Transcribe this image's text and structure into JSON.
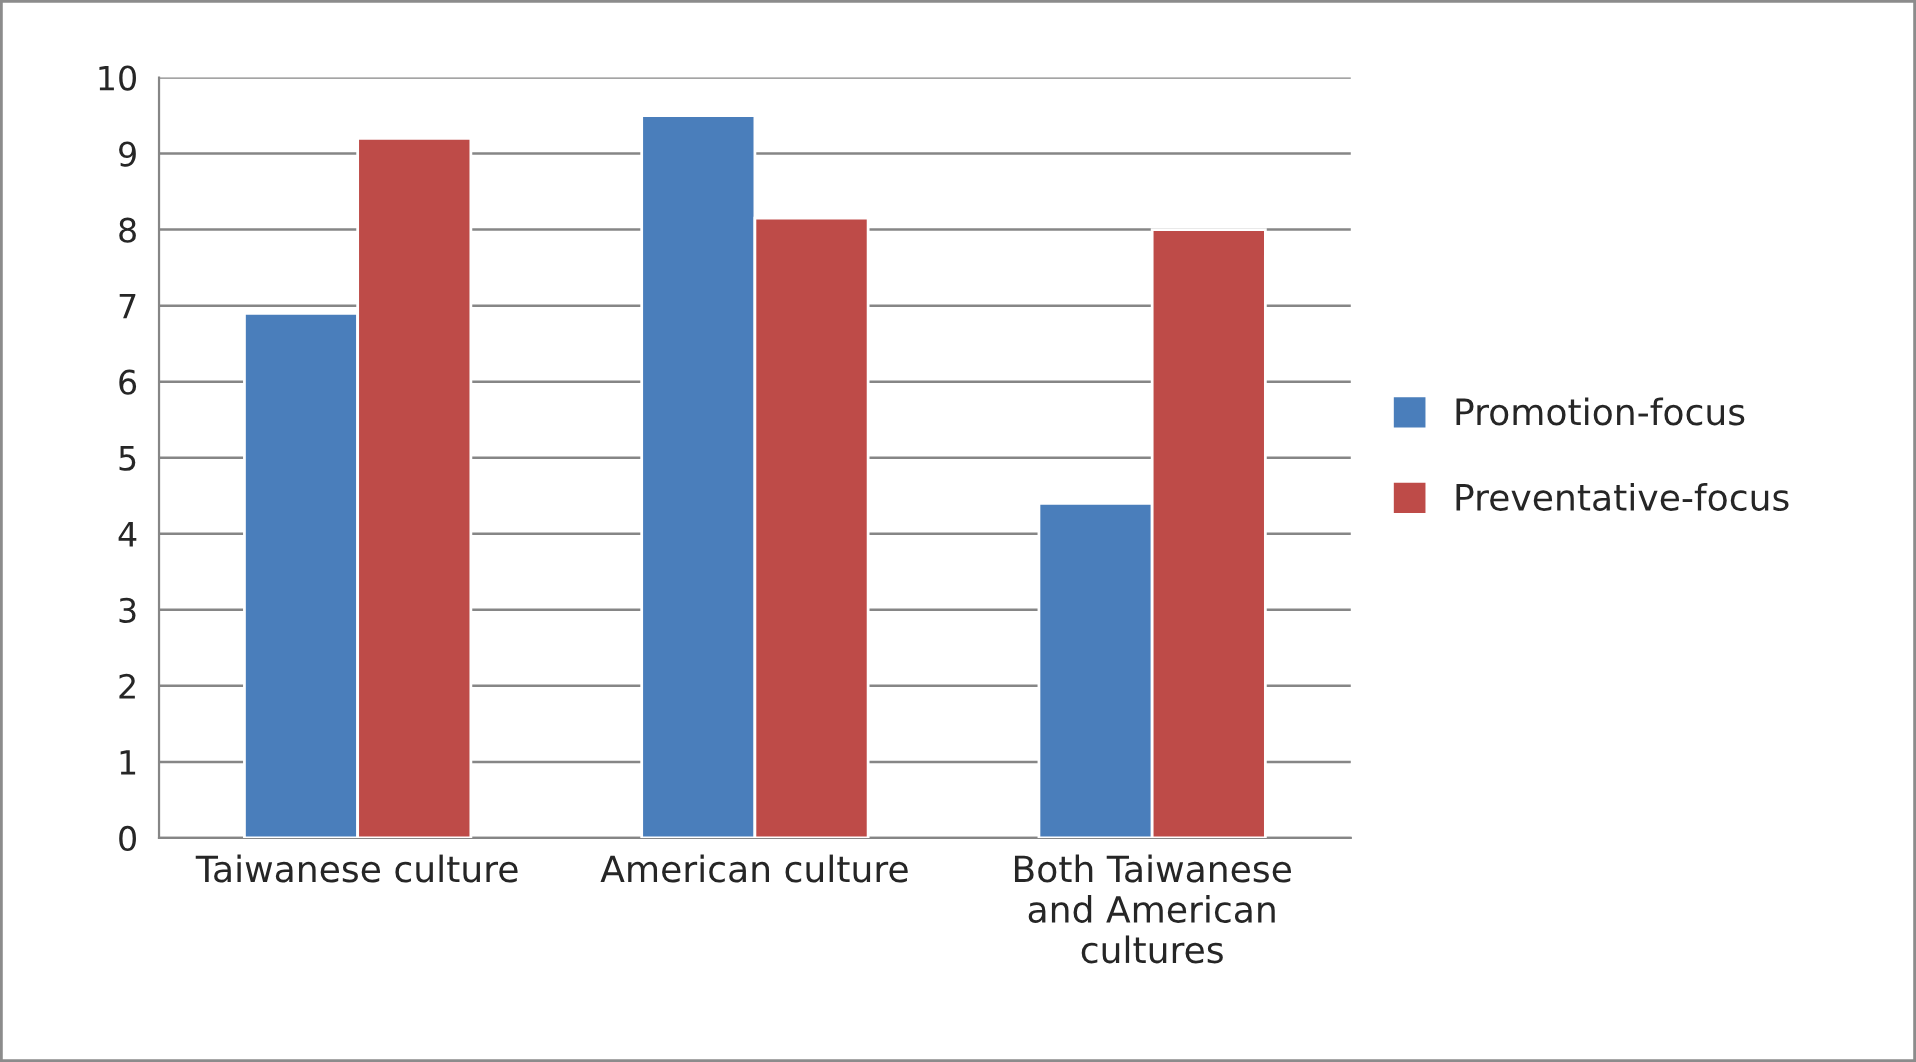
{
  "chart_data": {
    "type": "bar",
    "categories": [
      "Taiwanese culture",
      "American culture",
      "Both Taiwanese\nand American\ncultures"
    ],
    "series": [
      {
        "name": "Promotion-focus",
        "color": "#4a7ebb",
        "values": [
          6.9,
          9.5,
          4.4
        ]
      },
      {
        "name": "Preventative-focus",
        "color": "#be4b48",
        "values": [
          9.2,
          8.15,
          8.0
        ]
      }
    ],
    "ylim": [
      0,
      10
    ],
    "yticks": [
      0,
      1,
      2,
      3,
      4,
      5,
      6,
      7,
      8,
      9,
      10
    ],
    "grid": "y",
    "legend": "right"
  }
}
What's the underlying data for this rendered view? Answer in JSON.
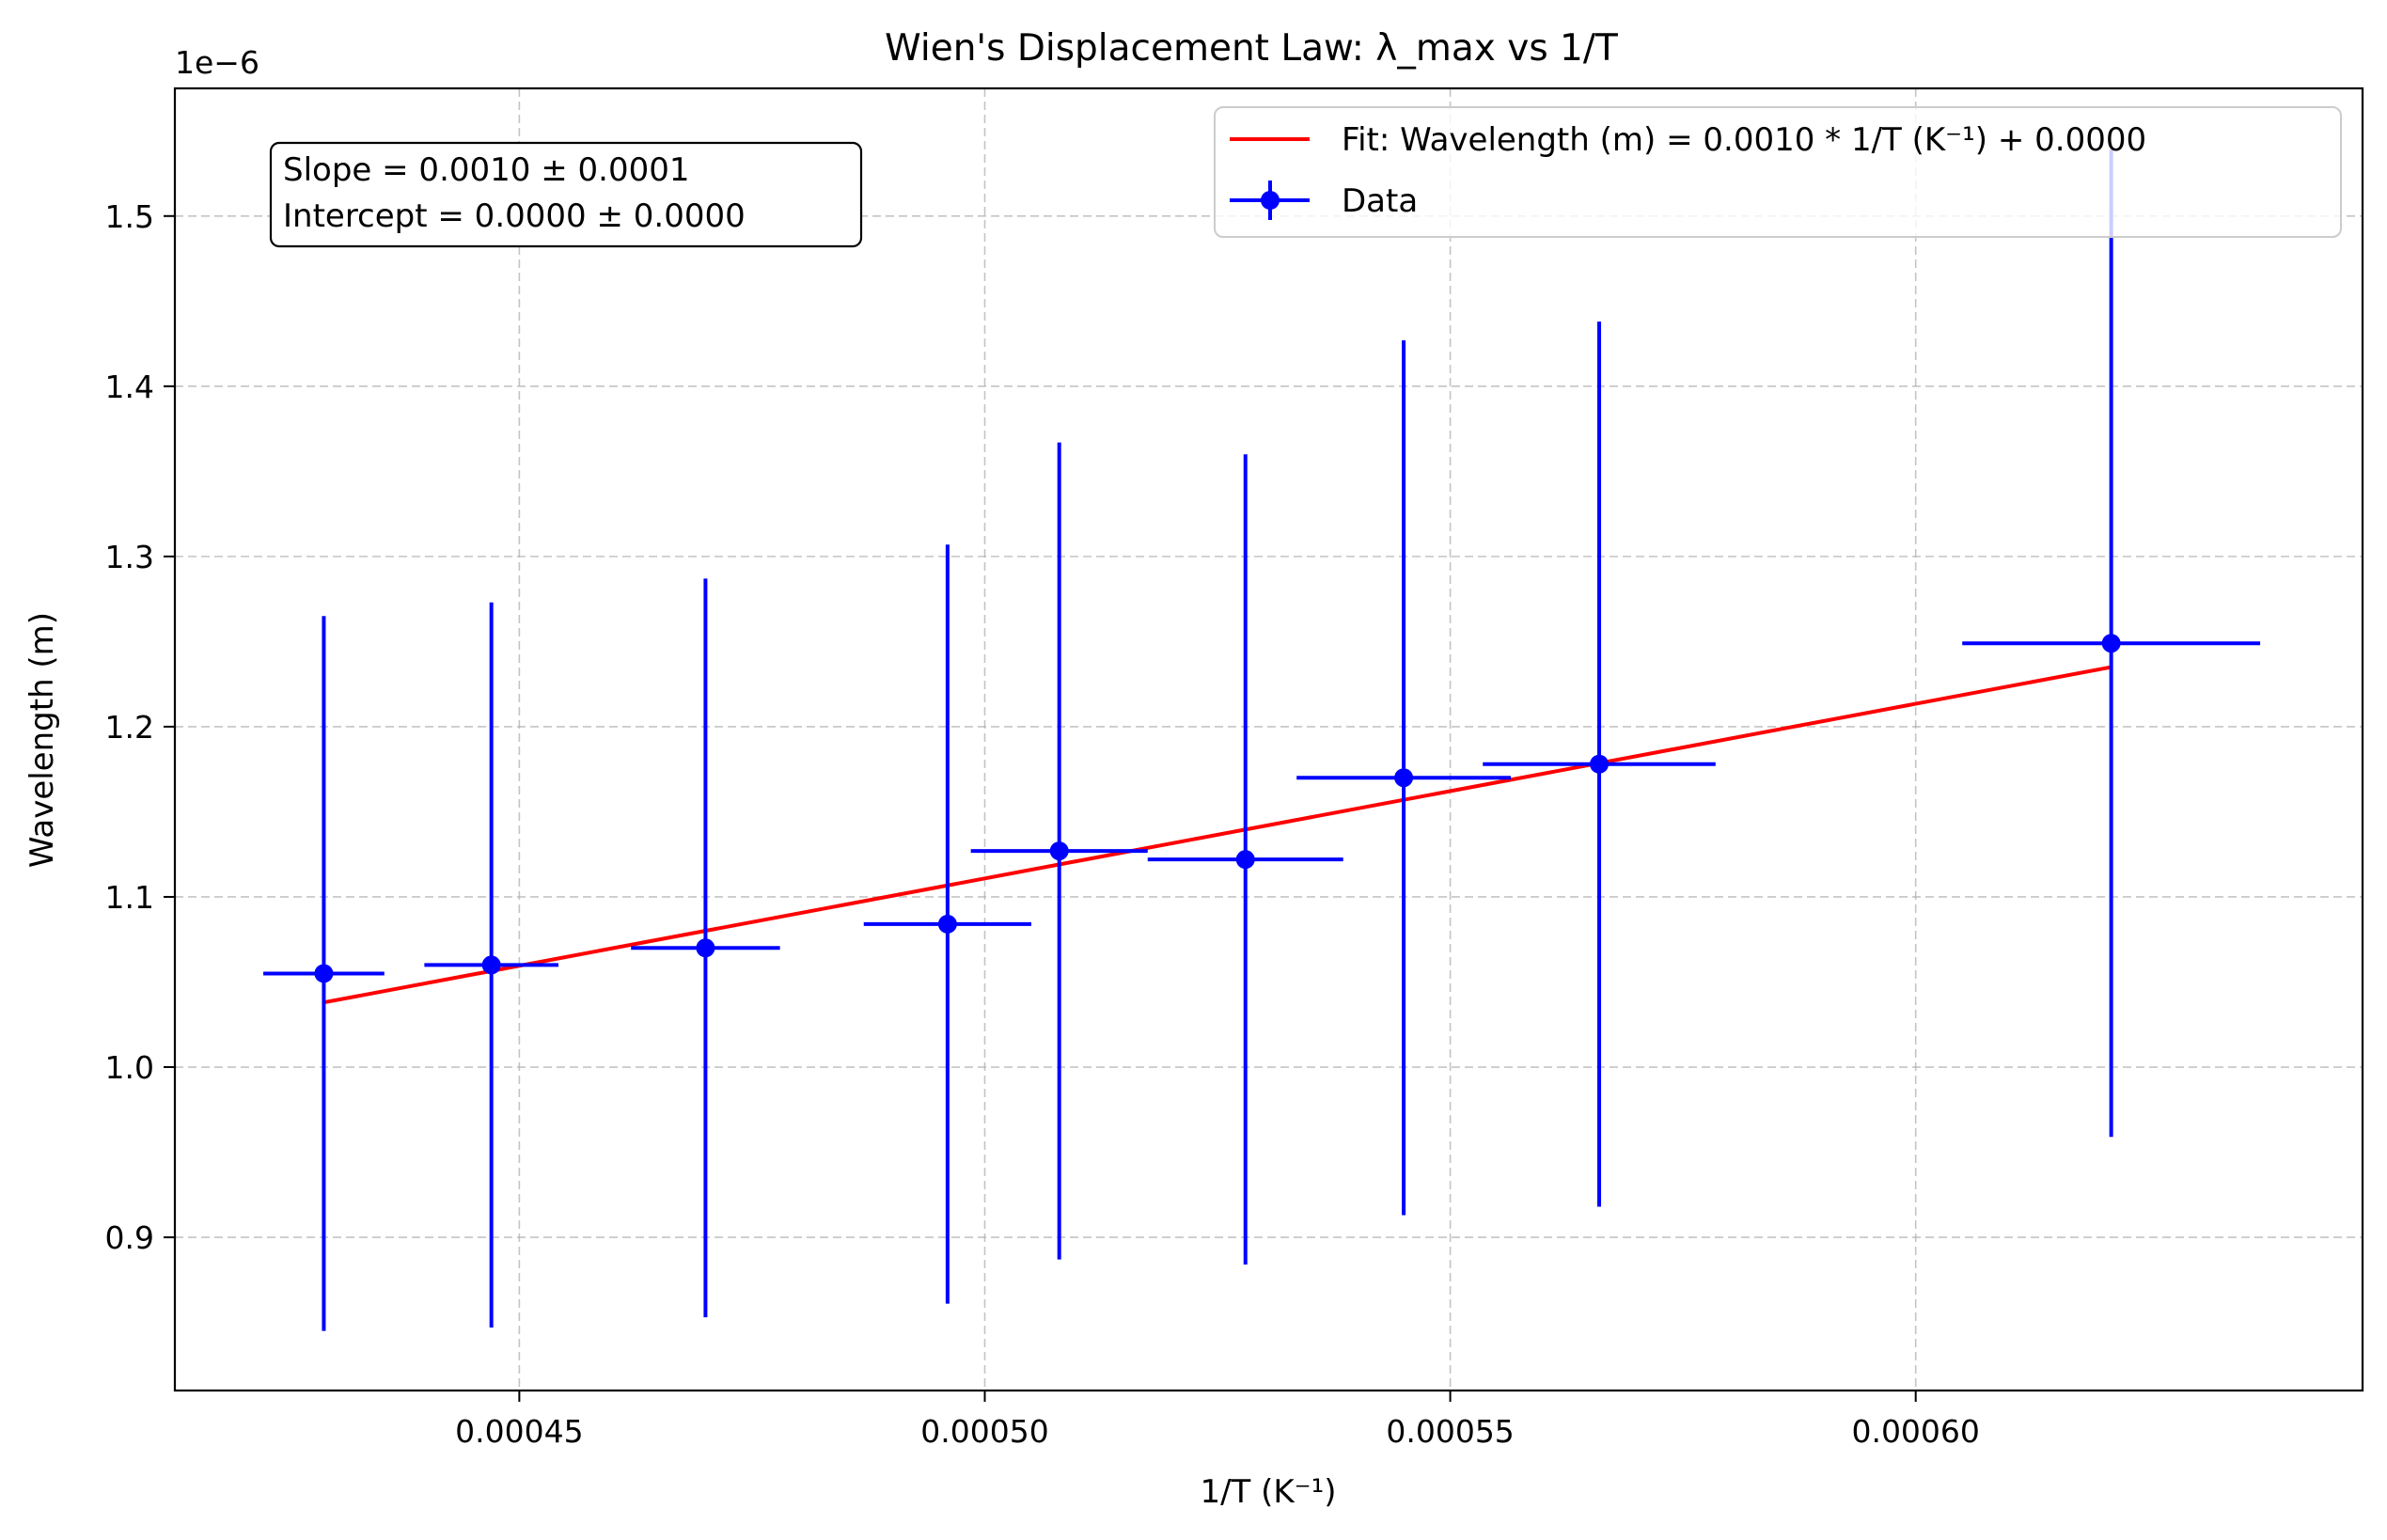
{
  "chart_data": {
    "type": "scatter",
    "title": "Wien's Displacement Law: λ_max vs 1/T",
    "xlabel": "1/T (K⁻¹)",
    "ylabel": "Wavelength (m)",
    "y_offset_label": "1e−6",
    "xlim": [
      0.000413,
      0.000648
    ],
    "ylim": [
      0.81,
      1.575
    ],
    "y_scale_factor": 1e-06,
    "x_ticks": [
      0.00045,
      0.0005,
      0.00055,
      0.0006
    ],
    "x_tick_labels": [
      "0.00045",
      "0.00050",
      "0.00055",
      "0.00060"
    ],
    "y_ticks": [
      0.9,
      1.0,
      1.1,
      1.2,
      1.3,
      1.4,
      1.5
    ],
    "y_tick_labels": [
      "0.9",
      "1.0",
      "1.1",
      "1.2",
      "1.3",
      "1.4",
      "1.5"
    ],
    "grid": true,
    "legend_position": "top-right",
    "series": [
      {
        "name": "Data",
        "kind": "errorbar",
        "color": "#0000ff",
        "points": [
          {
            "x": 0.000429,
            "y": 1.055,
            "xerr": 6.5e-06,
            "yerr": 0.21
          },
          {
            "x": 0.000447,
            "y": 1.06,
            "xerr": 7.2e-06,
            "yerr": 0.213
          },
          {
            "x": 0.00047,
            "y": 1.07,
            "xerr": 8e-06,
            "yerr": 0.217
          },
          {
            "x": 0.000496,
            "y": 1.084,
            "xerr": 9e-06,
            "yerr": 0.223
          },
          {
            "x": 0.000508,
            "y": 1.127,
            "xerr": 9.5e-06,
            "yerr": 0.24
          },
          {
            "x": 0.000528,
            "y": 1.122,
            "xerr": 1.05e-05,
            "yerr": 0.238
          },
          {
            "x": 0.000545,
            "y": 1.17,
            "xerr": 1.15e-05,
            "yerr": 0.257
          },
          {
            "x": 0.000566,
            "y": 1.178,
            "xerr": 1.25e-05,
            "yerr": 0.26
          },
          {
            "x": 0.000621,
            "y": 1.249,
            "xerr": 1.6e-05,
            "yerr": 0.29
          }
        ]
      },
      {
        "name": "Fit: Wavelength (m) = 0.0010 * 1/T (K⁻¹) + 0.0000",
        "kind": "line",
        "color": "#ff0000",
        "x": [
          0.000429,
          0.000621
        ],
        "y": [
          1.038,
          1.235
        ]
      }
    ],
    "annotation": {
      "lines": [
        "Slope = 0.0010 ± 0.0001",
        "Intercept = 0.0000 ± 0.0000"
      ]
    }
  }
}
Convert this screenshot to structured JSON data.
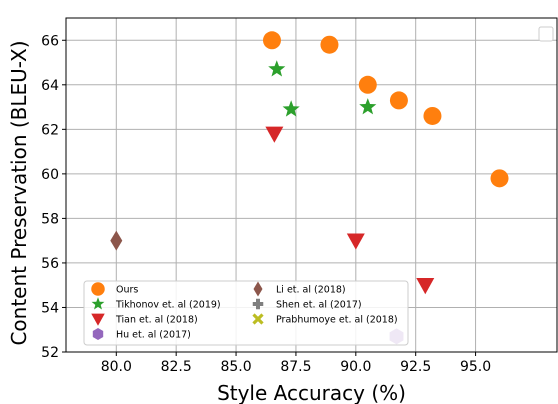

## Written task:
All the lines above are to be reproduced exactly, except the pictures.

## The completed task:
Transcribe this image's text and structure into JSON.
{
  "chart_data": {
    "type": "bar",
    "categories": [
      "Taiwanese culture",
      "American culture",
      "Both Taiwanese\nand American\ncultures"
    ],
    "series": [
      {
        "name": "Promotion-focus",
        "color": "#4a7ebb",
        "values": [
          6.9,
          9.5,
          4.4
        ]
      },
      {
        "name": "Preventative-focus",
        "color": "#be4b48",
        "values": [
          9.2,
          8.15,
          8.0
        ]
      }
    ],
    "ylim": [
      0,
      10
    ],
    "yticks": [
      0,
      1,
      2,
      3,
      4,
      5,
      6,
      7,
      8,
      9,
      10
    ],
    "grid": "y",
    "legend": "right"
  }
}
What's the underlying data for this rendered view? Answer in JSON.
{
  "chart_data": {
    "type": "scatter",
    "title": "Wien's Displacement Law: λ_max vs 1/T",
    "xlabel": "1/T (K⁻¹)",
    "ylabel": "Wavelength (m)",
    "y_offset_label": "1e−6",
    "xlim": [
      0.000413,
      0.000648
    ],
    "ylim": [
      0.81,
      1.575
    ],
    "y_scale_factor": 1e-06,
    "x_ticks": [
      0.00045,
      0.0005,
      0.00055,
      0.0006
    ],
    "x_tick_labels": [
      "0.00045",
      "0.00050",
      "0.00055",
      "0.00060"
    ],
    "y_ticks": [
      0.9,
      1.0,
      1.1,
      1.2,
      1.3,
      1.4,
      1.5
    ],
    "y_tick_labels": [
      "0.9",
      "1.0",
      "1.1",
      "1.2",
      "1.3",
      "1.4",
      "1.5"
    ],
    "grid": true,
    "legend_position": "top-right",
    "series": [
      {
        "name": "Data",
        "kind": "errorbar",
        "color": "#0000ff",
        "points": [
          {
            "x": 0.000429,
            "y": 1.055,
            "xerr": 6.5e-06,
            "yerr": 0.21
          },
          {
            "x": 0.000447,
            "y": 1.06,
            "xerr": 7.2e-06,
            "yerr": 0.213
          },
          {
            "x": 0.00047,
            "y": 1.07,
            "xerr": 8e-06,
            "yerr": 0.217
          },
          {
            "x": 0.000496,
            "y": 1.084,
            "xerr": 9e-06,
            "yerr": 0.223
          },
          {
            "x": 0.000508,
            "y": 1.127,
            "xerr": 9.5e-06,
            "yerr": 0.24
          },
          {
            "x": 0.000528,
            "y": 1.122,
            "xerr": 1.05e-05,
            "yerr": 0.238
          },
          {
            "x": 0.000545,
            "y": 1.17,
            "xerr": 1.15e-05,
            "yerr": 0.257
          },
          {
            "x": 0.000566,
            "y": 1.178,
            "xerr": 1.25e-05,
            "yerr": 0.26
          },
          {
            "x": 0.000621,
            "y": 1.249,
            "xerr": 1.6e-05,
            "yerr": 0.29
          }
        ]
      },
      {
        "name": "Fit: Wavelength (m) = 0.0010 * 1/T (K⁻¹) + 0.0000",
        "kind": "line",
        "color": "#ff0000",
        "x": [
          0.000429,
          0.000621
        ],
        "y": [
          1.038,
          1.235
        ]
      }
    ],
    "annotation": {
      "lines": [
        "Slope = 0.0010 ± 0.0001",
        "Intercept = 0.0000 ± 0.0000"
      ]
    }
  }
}
Convert this screenshot to structured JSON data.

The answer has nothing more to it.